Work required
Rewrite every item below as a numbered list of its lines. Drop blank lines and leave the pictures out.

Working data
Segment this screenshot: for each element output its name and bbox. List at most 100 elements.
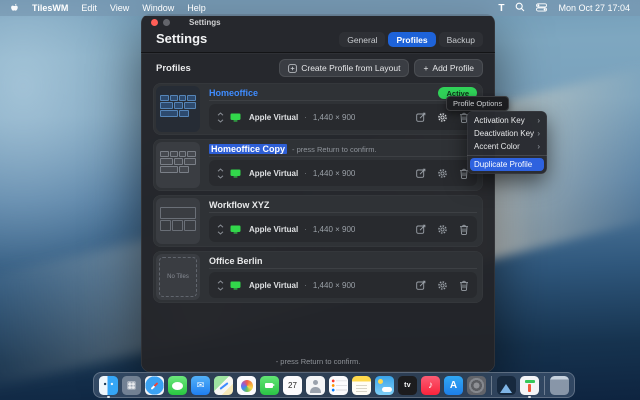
chevron-down-icon: [217, 287, 224, 291]
submenu-arrow-icon: ›: [537, 129, 540, 138]
dock-weather-icon[interactable]: [375, 376, 394, 397]
dock-tileswm-icon[interactable]: [520, 376, 539, 397]
menubar-item-view[interactable]: View: [110, 3, 129, 13]
reorder-stepper[interactable]: [217, 280, 224, 291]
menubar-item-help[interactable]: Help: [187, 3, 206, 13]
dock-maps-icon[interactable]: [214, 376, 233, 397]
create-profile-from-layout-label: Create Profile from Layout: [301, 63, 400, 73]
dock-music-icon[interactable]: ♪: [421, 376, 440, 397]
dock-finder-icon[interactable]: [99, 376, 118, 397]
profile-name-link[interactable]: Homeoffice: [209, 88, 258, 98]
chevron-down-icon: [217, 231, 224, 235]
profile-options-menu: Activation Key › Deactivation Key › Acce…: [467, 111, 547, 174]
profile-name-editing[interactable]: Homeoffice Copy: [209, 144, 287, 154]
apple-menu-icon[interactable]: [10, 3, 19, 13]
profile-name[interactable]: Workflow XYZ: [209, 200, 269, 210]
dock-files-icon[interactable]: [497, 376, 516, 397]
add-profile-button[interactable]: + Add Profile: [414, 59, 483, 77]
reorder-stepper[interactable]: [217, 168, 224, 179]
display-resolution: 1,440 × 900: [313, 169, 355, 178]
card-divider: [209, 212, 477, 213]
delete-profile-icon[interactable]: [459, 280, 469, 291]
dock-reminders-icon[interactable]: [329, 376, 348, 397]
create-profile-from-layout-button[interactable]: Create Profile from Layout: [279, 59, 409, 77]
tab-backup[interactable]: Backup: [439, 32, 483, 47]
display-name: Apple Virtual: [249, 169, 298, 178]
display-icon: [230, 113, 241, 122]
dock-facetime-icon[interactable]: [260, 376, 279, 397]
running-indicator: [528, 396, 531, 399]
menubar-item-edit[interactable]: Edit: [81, 3, 97, 13]
window-titlebar[interactable]: Settings: [141, 14, 495, 30]
profile-options-gear-icon[interactable]: [437, 224, 448, 235]
separator-dot: ·: [304, 281, 307, 290]
dock-notes-icon[interactable]: [352, 376, 371, 397]
dock-tv-icon[interactable]: tv: [398, 376, 417, 397]
reorder-stepper[interactable]: [217, 224, 224, 235]
no-tiles-placeholder: No Tiles: [159, 257, 197, 297]
dock-calendar-icon[interactable]: 27: [283, 376, 302, 397]
settings-window: Settings Settings General Profiles Backu…: [141, 14, 495, 372]
profile-card-homeoffice-copy[interactable]: Homeoffice Copy - press Return to confir…: [153, 139, 483, 191]
rename-hint: - press Return to confirm.: [292, 145, 377, 154]
control-center-icon[interactable]: [536, 3, 547, 14]
chevron-down-icon: [217, 175, 224, 179]
menu-item-deactivation-key[interactable]: Deactivation Key ›: [467, 127, 547, 140]
profile-list: Homeoffice Active Apple Virtual · 1,440 …: [153, 83, 483, 307]
dock-mail-icon[interactable]: ✉: [191, 376, 210, 397]
dock-settings-icon[interactable]: [467, 376, 486, 397]
profile-card-homeoffice[interactable]: Homeoffice Active Apple Virtual · 1,440 …: [153, 83, 483, 135]
square-plus-icon: [288, 64, 297, 73]
minimize-button[interactable]: [163, 19, 170, 26]
separator-dot: ·: [304, 113, 307, 122]
selected-text: Homeoffice Copy: [209, 144, 287, 154]
dock-safari-icon[interactable]: [145, 376, 164, 397]
tileswm-status-icon[interactable]: T: [498, 3, 504, 14]
profile-options-gear-icon[interactable]: [437, 280, 448, 291]
profile-card-office-berlin[interactable]: No Tiles Office Berlin Apple Virtual · 1…: [153, 251, 483, 303]
menu-item-accent-color[interactable]: Accent Color ›: [467, 140, 547, 153]
dock-contacts-icon[interactable]: [306, 376, 325, 397]
display-row: Apple Virtual · 1,440 × 900: [209, 160, 477, 186]
dock-appstore-icon[interactable]: A: [444, 376, 463, 397]
menubar-item-window[interactable]: Window: [142, 3, 174, 13]
close-button[interactable]: [151, 19, 158, 26]
menubar-clock[interactable]: Mon Oct 27 17:04: [558, 3, 630, 13]
delete-profile-icon[interactable]: [459, 224, 469, 235]
profile-name[interactable]: Office Berlin: [209, 256, 263, 266]
edit-layout-icon[interactable]: [416, 168, 426, 178]
page-title: Settings: [156, 31, 207, 46]
chevron-up-icon: [217, 224, 224, 228]
profile-options-gear-icon[interactable]: [437, 168, 448, 179]
menu-item-duplicate-profile[interactable]: Duplicate Profile: [470, 158, 544, 171]
tab-general[interactable]: General: [339, 32, 385, 47]
dock-trash-icon[interactable]: [550, 376, 569, 397]
reorder-stepper[interactable]: [217, 112, 224, 123]
submenu-arrow-icon: ›: [537, 142, 540, 151]
dock-photos-icon[interactable]: [237, 376, 256, 397]
profile-options-gear-icon[interactable]: [437, 112, 448, 123]
display-resolution: 1,440 × 900: [313, 281, 355, 290]
edit-layout-icon[interactable]: [416, 280, 426, 290]
card-divider: [209, 100, 477, 101]
submenu-arrow-icon: ›: [537, 116, 540, 125]
dock-divider: [491, 376, 492, 395]
card-divider: [209, 268, 477, 269]
dock-messages-icon[interactable]: [168, 376, 187, 397]
tab-profiles[interactable]: Profiles: [388, 32, 435, 47]
dock-launchpad-icon[interactable]: ▦: [122, 376, 141, 397]
edit-layout-icon[interactable]: [416, 112, 426, 122]
profile-thumbnail: No Tiles: [156, 254, 200, 300]
spotlight-search-icon[interactable]: [515, 2, 525, 14]
chevron-down-icon: [217, 119, 224, 123]
menu-item-activation-key[interactable]: Activation Key ›: [467, 114, 547, 127]
separator-dot: ·: [304, 225, 307, 234]
display-name: Apple Virtual: [249, 113, 298, 122]
display-row: Apple Virtual · 1,440 × 900: [209, 216, 477, 242]
profile-thumbnail: [156, 198, 200, 244]
profile-card-workflow-xyz[interactable]: Workflow XYZ Apple Virtual · 1,440 × 900: [153, 195, 483, 247]
menubar-app-name[interactable]: TilesWM: [32, 3, 68, 13]
display-row: Apple Virtual · 1,440 × 900: [209, 272, 477, 298]
edit-layout-icon[interactable]: [416, 224, 426, 234]
dock: ▦ ✉ 27 tv ♪ A: [93, 372, 575, 398]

Final answer
1. Segment this screenshot: for each element output its name and bbox. List at most 100 elements.
2. chevron-down-icon: [217, 287, 224, 291]
3. submenu-arrow-icon: ›: [537, 129, 540, 138]
4. dock-weather-icon[interactable]: [375, 376, 394, 397]
5. dock-tileswm-icon[interactable]: [520, 376, 539, 397]
6. menubar-item-view[interactable]: View: [110, 3, 129, 13]
7. reorder-stepper[interactable]: [217, 280, 224, 291]
8. menubar-item-help[interactable]: Help: [187, 3, 206, 13]
9. dock-maps-icon[interactable]: [214, 376, 233, 397]
10. create-profile-from-layout-label: Create Profile from Layout: [301, 63, 400, 73]
11. dock-music-icon[interactable]: ♪: [421, 376, 440, 397]
12. dock-finder-icon[interactable]: [99, 376, 118, 397]
13. profile-name-link[interactable]: Homeoffice: [209, 88, 258, 98]
14. chevron-down-icon: [217, 231, 224, 235]
15. profile-options-menu: Activation Key › Deactivation Key › Acce…: [467, 111, 547, 174]
16. profile-name-editing[interactable]: Homeoffice Copy: [209, 144, 287, 154]
17. apple-menu-icon[interactable]: [10, 3, 19, 13]
18. profile-name[interactable]: Workflow XYZ: [209, 200, 269, 210]
19. dock-files-icon[interactable]: [497, 376, 516, 397]
20. add-profile-button[interactable]: + Add Profile: [414, 59, 483, 77]
21. reorder-stepper[interactable]: [217, 168, 224, 179]
22. display-resolution: 1,440 × 900: [313, 169, 355, 178]
23. card-divider: [209, 212, 477, 213]
24. delete-profile-icon[interactable]: [459, 280, 469, 291]
25. dock-reminders-icon[interactable]: [329, 376, 348, 397]
26. create-profile-from-layout-button[interactable]: Create Profile from Layout: [279, 59, 409, 77]
27. tab-backup[interactable]: Backup: [439, 32, 483, 47]
28. display-name: Apple Virtual: [249, 169, 298, 178]
29. display-icon: [230, 113, 241, 122]
30. dock-facetime-icon[interactable]: [260, 376, 279, 397]
31. running-indicator: [528, 396, 531, 399]
32. menubar-item-edit[interactable]: Edit: [81, 3, 97, 13]
33. window-titlebar[interactable]: Settings: [141, 14, 495, 30]
34. profile-options-gear-icon[interactable]: [437, 224, 448, 235]
35. separator-dot: ·: [304, 281, 307, 290]
36. dock-notes-icon[interactable]: [352, 376, 371, 397]
37. dock-tv-icon[interactable]: tv: [398, 376, 417, 397]
38. reorder-stepper[interactable]: [217, 224, 224, 235]
39. no-tiles-placeholder: No Tiles: [159, 257, 197, 297]
40. dock-calendar-icon[interactable]: 27: [283, 376, 302, 397]
41. settings-window: Settings Settings General Profiles Backu…: [141, 14, 495, 372]
42. profile-card-homeoffice-copy[interactable]: Homeoffice Copy - press Return to confir…: [153, 139, 483, 191]
43. rename-hint: - press Return to confirm.: [292, 145, 377, 154]
44. control-center-icon[interactable]: [536, 3, 547, 14]
45. chevron-down-icon: [217, 175, 224, 179]
46. menu-item-deactivation-key[interactable]: Deactivation Key ›: [467, 127, 547, 140]
47. profile-list: Homeoffice Active Apple Virtual · 1,440 …: [153, 83, 483, 307]
48. dock-mail-icon[interactable]: ✉: [191, 376, 210, 397]
49. dock-settings-icon[interactable]: [467, 376, 486, 397]
50. profile-card-homeoffice[interactable]: Homeoffice Active Apple Virtual · 1,440 …: [153, 83, 483, 135]
51. square-plus-icon: [288, 64, 297, 73]
52. minimize-button[interactable]: [163, 19, 170, 26]
53. separator-dot: ·: [304, 113, 307, 122]
54. selected-text: Homeoffice Copy: [209, 144, 287, 154]
55. dock-safari-icon[interactable]: [145, 376, 164, 397]
56. tileswm-status-icon[interactable]: T: [498, 3, 504, 14]
57. profile-options-gear-icon[interactable]: [437, 280, 448, 291]
58. profile-card-office-berlin[interactable]: No Tiles Office Berlin Apple Virtual · 1…: [153, 251, 483, 303]
59. menu-item-accent-color[interactable]: Accent Color ›: [467, 140, 547, 153]
60. dock-contacts-icon[interactable]: [306, 376, 325, 397]
61. display-row: Apple Virtual · 1,440 × 900: [209, 160, 477, 186]
62. dock-appstore-icon[interactable]: A: [444, 376, 463, 397]
63. menubar-item-window[interactable]: Window: [142, 3, 174, 13]
64. close-button[interactable]: [151, 19, 158, 26]
65. menubar-clock[interactable]: Mon Oct 27 17:04: [558, 3, 630, 13]
66. delete-profile-icon[interactable]: [459, 224, 469, 235]
67. profile-name[interactable]: Office Berlin: [209, 256, 263, 266]
68. edit-layout-icon[interactable]: [416, 168, 426, 178]
69. page-title: Settings: [156, 31, 207, 46]
70. chevron-up-icon: [217, 224, 224, 228]
71. profile-options-gear-icon[interactable]: [437, 168, 448, 179]
72. menu-item-duplicate-profile[interactable]: Duplicate Profile: [470, 158, 544, 171]
73. tab-general[interactable]: General: [339, 32, 385, 47]
74. dock-trash-icon[interactable]: [550, 376, 569, 397]
75. reorder-stepper[interactable]: [217, 112, 224, 123]
76. submenu-arrow-icon: ›: [537, 142, 540, 151]
77. dock-photos-icon[interactable]: [237, 376, 256, 397]
78. profile-options-gear-icon[interactable]: [437, 112, 448, 123]
79. display-resolution: 1,440 × 900: [313, 281, 355, 290]
80. edit-layout-icon[interactable]: [416, 280, 426, 290]
81. card-divider: [209, 100, 477, 101]
82. submenu-arrow-icon: ›: [537, 116, 540, 125]
83. dock-divider: [491, 376, 492, 395]
84. card-divider: [209, 268, 477, 269]
85. dock-messages-icon[interactable]: [168, 376, 187, 397]
86. tab-profiles[interactable]: Profiles: [388, 32, 435, 47]
87. dock-launchpad-icon[interactable]: ▦: [122, 376, 141, 397]
88. edit-layout-icon[interactable]: [416, 112, 426, 122]
89. profile-thumbnail: No Tiles: [156, 254, 200, 300]
90. spotlight-search-icon[interactable]: [515, 2, 525, 14]
91. chevron-down-icon: [217, 119, 224, 123]
92. menu-item-activation-key[interactable]: Activation Key ›: [467, 114, 547, 127]
93. separator-dot: ·: [304, 225, 307, 234]
94. display-name: Apple Virtual: [249, 113, 298, 122]
95. display-row: Apple Virtual · 1,440 × 900: [209, 216, 477, 242]
96. profile-thumbnail: [156, 198, 200, 244]
97. profile-card-workflow-xyz[interactable]: Workflow XYZ Apple Virtual · 1,440 × 900: [153, 195, 483, 247]
98. menubar-app-name[interactable]: TilesWM: [32, 3, 68, 13]
99. display-row: Apple Virtual · 1,440 × 900: [209, 272, 477, 298]
100. edit-layout-icon[interactable]: [416, 224, 426, 234]
101. dock: ▦ ✉ 27 tv ♪ A: [93, 372, 575, 398]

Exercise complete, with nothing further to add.